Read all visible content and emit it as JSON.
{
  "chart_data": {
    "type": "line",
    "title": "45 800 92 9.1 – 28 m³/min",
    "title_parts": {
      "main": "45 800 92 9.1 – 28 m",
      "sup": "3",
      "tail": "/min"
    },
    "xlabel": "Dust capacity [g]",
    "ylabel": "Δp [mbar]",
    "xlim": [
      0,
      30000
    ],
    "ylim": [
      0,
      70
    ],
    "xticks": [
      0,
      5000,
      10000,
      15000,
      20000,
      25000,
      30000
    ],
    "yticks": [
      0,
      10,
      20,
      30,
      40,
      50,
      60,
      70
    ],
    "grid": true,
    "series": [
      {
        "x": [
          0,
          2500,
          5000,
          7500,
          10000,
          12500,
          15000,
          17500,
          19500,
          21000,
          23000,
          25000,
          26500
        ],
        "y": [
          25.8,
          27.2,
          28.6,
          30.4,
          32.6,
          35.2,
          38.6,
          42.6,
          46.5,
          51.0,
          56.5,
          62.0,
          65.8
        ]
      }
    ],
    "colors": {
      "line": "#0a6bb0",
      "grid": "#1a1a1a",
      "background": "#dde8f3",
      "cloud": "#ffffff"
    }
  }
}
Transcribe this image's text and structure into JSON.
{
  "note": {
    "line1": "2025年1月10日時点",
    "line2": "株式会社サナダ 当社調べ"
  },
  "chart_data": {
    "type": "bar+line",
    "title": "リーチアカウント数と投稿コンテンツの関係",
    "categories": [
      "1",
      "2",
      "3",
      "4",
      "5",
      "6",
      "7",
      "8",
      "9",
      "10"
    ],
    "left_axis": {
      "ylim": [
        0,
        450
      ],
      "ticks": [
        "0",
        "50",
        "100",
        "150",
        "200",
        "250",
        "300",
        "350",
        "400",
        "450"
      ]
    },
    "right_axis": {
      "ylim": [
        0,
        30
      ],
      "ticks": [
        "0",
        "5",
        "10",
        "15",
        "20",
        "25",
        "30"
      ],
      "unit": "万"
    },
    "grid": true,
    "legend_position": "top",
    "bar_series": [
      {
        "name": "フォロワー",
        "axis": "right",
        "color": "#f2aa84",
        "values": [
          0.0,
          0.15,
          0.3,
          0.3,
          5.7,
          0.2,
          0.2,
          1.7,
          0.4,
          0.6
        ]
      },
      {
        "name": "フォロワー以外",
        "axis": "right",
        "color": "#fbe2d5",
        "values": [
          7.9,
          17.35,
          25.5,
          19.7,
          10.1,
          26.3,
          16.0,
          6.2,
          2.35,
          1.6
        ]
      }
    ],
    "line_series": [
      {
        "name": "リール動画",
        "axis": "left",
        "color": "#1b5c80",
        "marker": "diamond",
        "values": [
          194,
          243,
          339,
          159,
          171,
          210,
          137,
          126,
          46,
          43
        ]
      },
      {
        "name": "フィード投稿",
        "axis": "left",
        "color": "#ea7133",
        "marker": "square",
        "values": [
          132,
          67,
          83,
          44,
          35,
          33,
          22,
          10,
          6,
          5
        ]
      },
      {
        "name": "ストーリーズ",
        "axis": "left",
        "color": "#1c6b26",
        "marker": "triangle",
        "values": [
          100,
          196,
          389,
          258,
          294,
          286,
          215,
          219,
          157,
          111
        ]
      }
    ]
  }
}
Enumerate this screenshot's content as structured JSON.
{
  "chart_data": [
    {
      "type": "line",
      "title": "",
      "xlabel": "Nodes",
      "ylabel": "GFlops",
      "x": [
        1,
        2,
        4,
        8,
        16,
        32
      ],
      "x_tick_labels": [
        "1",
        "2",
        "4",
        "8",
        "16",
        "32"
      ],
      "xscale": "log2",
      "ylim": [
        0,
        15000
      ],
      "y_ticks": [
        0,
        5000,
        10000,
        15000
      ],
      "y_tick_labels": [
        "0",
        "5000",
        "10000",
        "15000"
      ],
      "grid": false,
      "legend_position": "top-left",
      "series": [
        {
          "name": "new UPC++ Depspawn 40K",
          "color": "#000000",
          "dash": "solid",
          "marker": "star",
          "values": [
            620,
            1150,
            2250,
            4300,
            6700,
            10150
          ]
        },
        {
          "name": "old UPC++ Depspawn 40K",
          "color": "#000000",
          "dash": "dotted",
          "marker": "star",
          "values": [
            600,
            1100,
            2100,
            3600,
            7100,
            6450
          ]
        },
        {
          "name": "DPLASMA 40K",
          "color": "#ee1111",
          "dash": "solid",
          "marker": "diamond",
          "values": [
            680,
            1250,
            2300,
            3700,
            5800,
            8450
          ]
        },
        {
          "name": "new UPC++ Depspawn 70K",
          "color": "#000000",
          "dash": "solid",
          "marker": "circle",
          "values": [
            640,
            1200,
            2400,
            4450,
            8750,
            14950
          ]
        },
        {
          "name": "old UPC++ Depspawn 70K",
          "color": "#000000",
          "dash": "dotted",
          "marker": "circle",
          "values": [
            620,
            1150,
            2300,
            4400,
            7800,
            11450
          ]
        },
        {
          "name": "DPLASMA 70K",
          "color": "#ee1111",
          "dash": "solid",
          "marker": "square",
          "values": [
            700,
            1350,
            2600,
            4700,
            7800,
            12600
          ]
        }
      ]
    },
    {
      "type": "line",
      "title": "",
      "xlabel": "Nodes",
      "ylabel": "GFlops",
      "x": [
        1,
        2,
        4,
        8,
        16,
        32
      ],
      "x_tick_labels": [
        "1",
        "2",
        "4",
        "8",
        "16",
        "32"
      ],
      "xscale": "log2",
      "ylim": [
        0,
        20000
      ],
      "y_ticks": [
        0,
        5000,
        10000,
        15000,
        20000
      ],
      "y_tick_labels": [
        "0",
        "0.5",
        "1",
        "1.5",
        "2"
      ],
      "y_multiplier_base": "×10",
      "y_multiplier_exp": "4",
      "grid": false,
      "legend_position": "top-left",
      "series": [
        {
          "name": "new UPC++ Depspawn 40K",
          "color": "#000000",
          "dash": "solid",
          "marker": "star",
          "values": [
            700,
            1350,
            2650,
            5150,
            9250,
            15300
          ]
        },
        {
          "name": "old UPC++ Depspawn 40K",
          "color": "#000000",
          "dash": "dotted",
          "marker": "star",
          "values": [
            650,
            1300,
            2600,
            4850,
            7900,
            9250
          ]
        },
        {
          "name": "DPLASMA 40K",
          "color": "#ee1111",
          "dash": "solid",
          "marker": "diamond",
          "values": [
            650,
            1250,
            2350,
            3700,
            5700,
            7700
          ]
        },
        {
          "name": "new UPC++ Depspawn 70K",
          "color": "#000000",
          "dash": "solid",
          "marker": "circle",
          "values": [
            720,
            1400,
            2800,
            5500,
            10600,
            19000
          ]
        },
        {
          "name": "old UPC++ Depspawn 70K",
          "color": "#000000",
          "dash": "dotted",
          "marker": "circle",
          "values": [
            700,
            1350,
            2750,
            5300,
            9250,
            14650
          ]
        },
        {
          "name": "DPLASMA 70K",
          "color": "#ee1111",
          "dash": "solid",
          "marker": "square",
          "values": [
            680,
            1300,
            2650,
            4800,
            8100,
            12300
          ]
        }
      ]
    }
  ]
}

..............................

◆ **THE REQUEST**: Restate the listing in full, word for word.

◆ **SOLUTION TO THIS PROBLEM**:
Read all visible content and emit it as JSON.
{
  "chart_data": {
    "type": "line",
    "title": "45 800 92 9.1 – 28 m³/min",
    "title_parts": {
      "main": "45 800 92 9.1 – 28 m",
      "sup": "3",
      "tail": "/min"
    },
    "xlabel": "Dust capacity [g]",
    "ylabel": "Δp [mbar]",
    "xlim": [
      0,
      30000
    ],
    "ylim": [
      0,
      70
    ],
    "xticks": [
      0,
      5000,
      10000,
      15000,
      20000,
      25000,
      30000
    ],
    "yticks": [
      0,
      10,
      20,
      30,
      40,
      50,
      60,
      70
    ],
    "grid": true,
    "series": [
      {
        "x": [
          0,
          2500,
          5000,
          7500,
          10000,
          12500,
          15000,
          17500,
          19500,
          21000,
          23000,
          25000,
          26500
        ],
        "y": [
          25.8,
          27.2,
          28.6,
          30.4,
          32.6,
          35.2,
          38.6,
          42.6,
          46.5,
          51.0,
          56.5,
          62.0,
          65.8
        ]
      }
    ],
    "colors": {
      "line": "#0a6bb0",
      "grid": "#1a1a1a",
      "background": "#dde8f3",
      "cloud": "#ffffff"
    }
  }
}
Transcribe this image's text and structure into JSON.
{
  "note": {
    "line1": "2025年1月10日時点",
    "line2": "株式会社サナダ 当社調べ"
  },
  "chart_data": {
    "type": "bar+line",
    "title": "リーチアカウント数と投稿コンテンツの関係",
    "categories": [
      "1",
      "2",
      "3",
      "4",
      "5",
      "6",
      "7",
      "8",
      "9",
      "10"
    ],
    "left_axis": {
      "ylim": [
        0,
        450
      ],
      "ticks": [
        "0",
        "50",
        "100",
        "150",
        "200",
        "250",
        "300",
        "350",
        "400",
        "450"
      ]
    },
    "right_axis": {
      "ylim": [
        0,
        30
      ],
      "ticks": [
        "0",
        "5",
        "10",
        "15",
        "20",
        "25",
        "30"
      ],
      "unit": "万"
    },
    "grid": true,
    "legend_position": "top",
    "bar_series": [
      {
        "name": "フォロワー",
        "axis": "right",
        "color": "#f2aa84",
        "values": [
          0.0,
          0.15,
          0.3,
          0.3,
          5.7,
          0.2,
          0.2,
          1.7,
          0.4,
          0.6
        ]
      },
      {
        "name": "フォロワー以外",
        "axis": "right",
        "color": "#fbe2d5",
        "values": [
          7.9,
          17.35,
          25.5,
          19.7,
          10.1,
          26.3,
          16.0,
          6.2,
          2.35,
          1.6
        ]
      }
    ],
    "line_series": [
      {
        "name": "リール動画",
        "axis": "left",
        "color": "#1b5c80",
        "marker": "diamond",
        "values": [
          194,
          243,
          339,
          159,
          171,
          210,
          137,
          126,
          46,
          43
        ]
      },
      {
        "name": "フィード投稿",
        "axis": "left",
        "color": "#ea7133",
        "marker": "square",
        "values": [
          132,
          67,
          83,
          44,
          35,
          33,
          22,
          10,
          6,
          5
        ]
      },
      {
        "name": "ストーリーズ",
        "axis": "left",
        "color": "#1c6b26",
        "marker": "triangle",
        "values": [
          100,
          196,
          389,
          258,
          294,
          286,
          215,
          219,
          157,
          111
        ]
      }
    ]
  }
}
Enumerate this screenshot's content as structured JSON.
{
  "chart_data": [
    {
      "type": "line",
      "title": "",
      "xlabel": "Nodes",
      "ylabel": "GFlops",
      "x": [
        1,
        2,
        4,
        8,
        16,
        32
      ],
      "x_tick_labels": [
        "1",
        "2",
        "4",
        "8",
        "16",
        "32"
      ],
      "xscale": "log2",
      "ylim": [
        0,
        15000
      ],
      "y_ticks": [
        0,
        5000,
        10000,
        15000
      ],
      "y_tick_labels": [
        "0",
        "5000",
        "10000",
        "15000"
      ],
      "grid": false,
      "legend_position": "top-left",
      "series": [
        {
          "name": "new UPC++ Depspawn 40K",
          "color": "#000000",
          "dash": "solid",
          "marker": "star",
          "values": [
            620,
            1150,
            2250,
            4300,
            6700,
            10150
          ]
        },
        {
          "name": "old UPC++ Depspawn 40K",
          "color": "#000000",
          "dash": "dotted",
          "marker": "star",
          "values": [
            600,
            1100,
            2100,
            3600,
            7100,
            6450
          ]
        },
        {
          "name": "DPLASMA 40K",
          "color": "#ee1111",
          "dash": "solid",
          "marker": "diamond",
          "values": [
            680,
            1250,
            2300,
            3700,
            5800,
            8450
          ]
        },
        {
          "name": "new UPC++ Depspawn 70K",
          "color": "#000000",
          "dash": "solid",
          "marker": "circle",
          "values": [
            640,
            1200,
            2400,
            4450,
            8750,
            14950
          ]
        },
        {
          "name": "old UPC++ Depspawn 70K",
          "color": "#000000",
          "dash": "dotted",
          "marker": "circle",
          "values": [
            620,
            1150,
            2300,
            4400,
            7800,
            11450
          ]
        },
        {
          "name": "DPLASMA 70K",
          "color": "#ee1111",
          "dash": "solid",
          "marker": "square",
          "values": [
            700,
            1350,
            2600,
            4700,
            7800,
            12600
          ]
        }
      ]
    },
    {
      "type": "line",
      "title": "",
      "xlabel": "Nodes",
      "ylabel": "GFlops",
      "x": [
        1,
        2,
        4,
        8,
        16,
        32
      ],
      "x_tick_labels": [
        "1",
        "2",
        "4",
        "8",
        "16",
        "32"
      ],
      "xscale": "log2",
      "ylim": [
        0,
        20000
      ],
      "y_ticks": [
        0,
        5000,
        10000,
        15000,
        20000
      ],
      "y_tick_labels": [
        "0",
        "0.5",
        "1",
        "1.5",
        "2"
      ],
      "y_multiplier_base": "×10",
      "y_multiplier_exp": "4",
      "grid": false,
      "legend_position": "top-left",
      "series": [
        {
          "name": "new UPC++ Depspawn 40K",
          "color": "#000000",
          "dash": "solid",
          "marker": "star",
          "values": [
            700,
            1350,
            2650,
            5150,
            9250,
            15300
          ]
        },
        {
          "name": "old UPC++ Depspawn 40K",
          "color": "#000000",
          "dash": "dotted",
          "marker": "star",
          "values": [
            650,
            1300,
            2600,
            4850,
            7900,
            9250
          ]
        },
        {
          "name": "DPLASMA 40K",
          "color": "#ee1111",
          "dash": "solid",
          "marker": "diamond",
          "values": [
            650,
            1250,
            2350,
            3700,
            5700,
            7700
          ]
        },
        {
          "name": "new UPC++ Depspawn 70K",
          "color": "#000000",
          "dash": "solid",
          "marker": "circle",
          "values": [
            720,
            1400,
            2800,
            5500,
            10600,
            19000
          ]
        },
        {
          "name": "old UPC++ Depspawn 70K",
          "color": "#000000",
          "dash": "dotted",
          "marker": "circle",
          "values": [
            700,
            1350,
            2750,
            5300,
            9250,
            14650
          ]
        },
        {
          "name": "DPLASMA 70K",
          "color": "#ee1111",
          "dash": "solid",
          "marker": "square",
          "values": [
            680,
            1300,
            2650,
            4800,
            8100,
            12300
          ]
        }
      ]
    }
  ]
}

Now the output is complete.